SET TASK: Give back the entire listing verbatim.

DATASET RECORDS:

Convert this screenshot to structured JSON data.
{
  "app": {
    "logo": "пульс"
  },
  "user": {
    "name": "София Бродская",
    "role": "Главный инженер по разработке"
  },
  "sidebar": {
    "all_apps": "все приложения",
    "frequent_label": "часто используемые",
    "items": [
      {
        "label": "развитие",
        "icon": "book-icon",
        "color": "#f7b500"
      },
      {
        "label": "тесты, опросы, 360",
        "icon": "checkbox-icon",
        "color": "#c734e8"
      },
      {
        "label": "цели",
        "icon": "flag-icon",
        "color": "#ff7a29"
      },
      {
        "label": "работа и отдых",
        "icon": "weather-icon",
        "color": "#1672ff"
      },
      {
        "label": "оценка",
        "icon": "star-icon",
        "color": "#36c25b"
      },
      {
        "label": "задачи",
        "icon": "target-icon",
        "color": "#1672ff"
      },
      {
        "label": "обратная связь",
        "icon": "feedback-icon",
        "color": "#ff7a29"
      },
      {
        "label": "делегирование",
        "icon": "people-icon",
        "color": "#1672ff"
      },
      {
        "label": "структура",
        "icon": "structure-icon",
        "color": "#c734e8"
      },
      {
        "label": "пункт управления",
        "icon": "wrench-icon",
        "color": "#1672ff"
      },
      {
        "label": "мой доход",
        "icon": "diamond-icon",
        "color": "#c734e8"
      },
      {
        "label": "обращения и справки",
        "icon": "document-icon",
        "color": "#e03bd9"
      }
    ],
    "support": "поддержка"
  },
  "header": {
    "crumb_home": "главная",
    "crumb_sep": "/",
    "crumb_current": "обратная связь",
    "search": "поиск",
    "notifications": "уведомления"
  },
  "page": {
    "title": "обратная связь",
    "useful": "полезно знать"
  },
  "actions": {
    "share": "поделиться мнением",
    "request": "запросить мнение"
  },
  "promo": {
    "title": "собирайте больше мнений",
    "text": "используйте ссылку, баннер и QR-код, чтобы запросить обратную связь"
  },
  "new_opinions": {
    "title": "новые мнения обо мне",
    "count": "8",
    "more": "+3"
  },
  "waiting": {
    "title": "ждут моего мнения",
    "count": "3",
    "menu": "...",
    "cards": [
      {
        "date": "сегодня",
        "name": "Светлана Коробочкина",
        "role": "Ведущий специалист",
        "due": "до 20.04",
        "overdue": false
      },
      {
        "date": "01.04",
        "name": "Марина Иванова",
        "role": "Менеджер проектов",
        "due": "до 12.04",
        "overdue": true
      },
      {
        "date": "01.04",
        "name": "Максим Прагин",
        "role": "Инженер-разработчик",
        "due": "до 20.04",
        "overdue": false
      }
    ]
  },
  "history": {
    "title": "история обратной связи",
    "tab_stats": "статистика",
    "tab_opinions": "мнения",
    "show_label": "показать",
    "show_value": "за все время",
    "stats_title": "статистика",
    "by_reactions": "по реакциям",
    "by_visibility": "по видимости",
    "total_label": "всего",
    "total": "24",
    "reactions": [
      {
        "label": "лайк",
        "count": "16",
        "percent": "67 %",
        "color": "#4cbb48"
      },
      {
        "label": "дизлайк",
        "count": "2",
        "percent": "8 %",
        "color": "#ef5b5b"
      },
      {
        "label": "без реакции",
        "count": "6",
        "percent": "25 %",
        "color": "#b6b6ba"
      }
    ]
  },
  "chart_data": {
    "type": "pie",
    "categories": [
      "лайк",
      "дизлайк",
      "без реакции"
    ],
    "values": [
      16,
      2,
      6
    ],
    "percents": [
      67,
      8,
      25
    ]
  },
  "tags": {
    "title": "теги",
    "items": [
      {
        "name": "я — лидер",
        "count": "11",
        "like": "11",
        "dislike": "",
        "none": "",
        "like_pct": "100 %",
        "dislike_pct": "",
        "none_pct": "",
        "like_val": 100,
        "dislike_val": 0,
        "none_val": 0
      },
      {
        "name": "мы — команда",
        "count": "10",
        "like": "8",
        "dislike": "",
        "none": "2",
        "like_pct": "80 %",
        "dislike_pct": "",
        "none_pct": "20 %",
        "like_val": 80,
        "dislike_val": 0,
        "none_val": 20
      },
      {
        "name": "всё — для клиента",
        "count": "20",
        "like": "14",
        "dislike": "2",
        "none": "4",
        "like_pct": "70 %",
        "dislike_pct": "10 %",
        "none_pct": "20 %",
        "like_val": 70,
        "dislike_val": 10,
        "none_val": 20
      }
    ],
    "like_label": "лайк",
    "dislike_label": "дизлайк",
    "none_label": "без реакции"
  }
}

EXERCISE RESPONSE:
Convert this screenshot to structured JSON data.
{
  "app": {
    "logo": "пульс"
  },
  "user": {
    "name": "София Бродская",
    "role": "Главный инженер по разработке"
  },
  "sidebar": {
    "all_apps": "все приложения",
    "frequent_label": "часто используемые",
    "items": [
      {
        "label": "развитие",
        "icon": "book-icon",
        "color": "#f7b500"
      },
      {
        "label": "тесты, опросы, 360",
        "icon": "checkbox-icon",
        "color": "#c734e8"
      },
      {
        "label": "цели",
        "icon": "flag-icon",
        "color": "#ff7a29"
      },
      {
        "label": "работа и отдых",
        "icon": "weather-icon",
        "color": "#1672ff"
      },
      {
        "label": "оценка",
        "icon": "star-icon",
        "color": "#36c25b"
      },
      {
        "label": "задачи",
        "icon": "target-icon",
        "color": "#1672ff"
      },
      {
        "label": "обратная связь",
        "icon": "feedback-icon",
        "color": "#ff7a29"
      },
      {
        "label": "делегирование",
        "icon": "people-icon",
        "color": "#1672ff"
      },
      {
        "label": "структура",
        "icon": "structure-icon",
        "color": "#c734e8"
      },
      {
        "label": "пункт управления",
        "icon": "wrench-icon",
        "color": "#1672ff"
      },
      {
        "label": "мой доход",
        "icon": "diamond-icon",
        "color": "#c734e8"
      },
      {
        "label": "обращения и справки",
        "icon": "document-icon",
        "color": "#e03bd9"
      }
    ],
    "support": "поддержка"
  },
  "header": {
    "crumb_home": "главная",
    "crumb_sep": "/",
    "crumb_current": "обратная связь",
    "search": "поиск",
    "notifications": "уведомления"
  },
  "page": {
    "title": "обратная связь",
    "useful": "полезно знать"
  },
  "actions": {
    "share": "поделиться мнением",
    "request": "запросить мнение"
  },
  "promo": {
    "title": "собирайте больше мнений",
    "text": "используйте ссылку, баннер и QR-код, чтобы запросить обратную связь"
  },
  "new_opinions": {
    "title": "новые мнения обо мне",
    "count": "8",
    "more": "+3"
  },
  "waiting": {
    "title": "ждут моего мнения",
    "count": "3",
    "menu": "...",
    "cards": [
      {
        "date": "сегодня",
        "name": "Светлана Коробочкина",
        "role": "Ведущий специалист",
        "due": "до 20.04",
        "overdue": false
      },
      {
        "date": "01.04",
        "name": "Марина Иванова",
        "role": "Менеджер проектов",
        "due": "до 12.04",
        "overdue": true
      },
      {
        "date": "01.04",
        "name": "Максим Прагин",
        "role": "Инженер-разработчик",
        "due": "до 20.04",
        "overdue": false
      }
    ]
  },
  "history": {
    "title": "история обратной связи",
    "tab_stats": "статистика",
    "tab_opinions": "мнения",
    "show_label": "показать",
    "show_value": "за все время",
    "stats_title": "статистика",
    "by_reactions": "по реакциям",
    "by_visibility": "по видимости",
    "total_label": "всего",
    "total": "24",
    "reactions": [
      {
        "label": "лайк",
        "count": "16",
        "percent": "67 %",
        "color": "#4cbb48"
      },
      {
        "label": "дизлайк",
        "count": "2",
        "percent": "8 %",
        "color": "#ef5b5b"
      },
      {
        "label": "без реакции",
        "count": "6",
        "percent": "25 %",
        "color": "#b6b6ba"
      }
    ]
  },
  "chart_data": {
    "type": "pie",
    "categories": [
      "лайк",
      "дизлайк",
      "без реакции"
    ],
    "values": [
      16,
      2,
      6
    ],
    "percents": [
      67,
      8,
      25
    ]
  },
  "tags": {
    "title": "теги",
    "items": [
      {
        "name": "я — лидер",
        "count": "11",
        "like": "11",
        "dislike": "",
        "none": "",
        "like_pct": "100 %",
        "dislike_pct": "",
        "none_pct": "",
        "like_val": 100,
        "dislike_val": 0,
        "none_val": 0
      },
      {
        "name": "мы — команда",
        "count": "10",
        "like": "8",
        "dislike": "",
        "none": "2",
        "like_pct": "80 %",
        "dislike_pct": "",
        "none_pct": "20 %",
        "like_val": 80,
        "dislike_val": 0,
        "none_val": 20
      },
      {
        "name": "всё — для клиента",
        "count": "20",
        "like": "14",
        "dislike": "2",
        "none": "4",
        "like_pct": "70 %",
        "dislike_pct": "10 %",
        "none_pct": "20 %",
        "like_val": 70,
        "dislike_val": 10,
        "none_val": 20
      }
    ],
    "like_label": "лайк",
    "dislike_label": "дизлайк",
    "none_label": "без реакции"
  }
}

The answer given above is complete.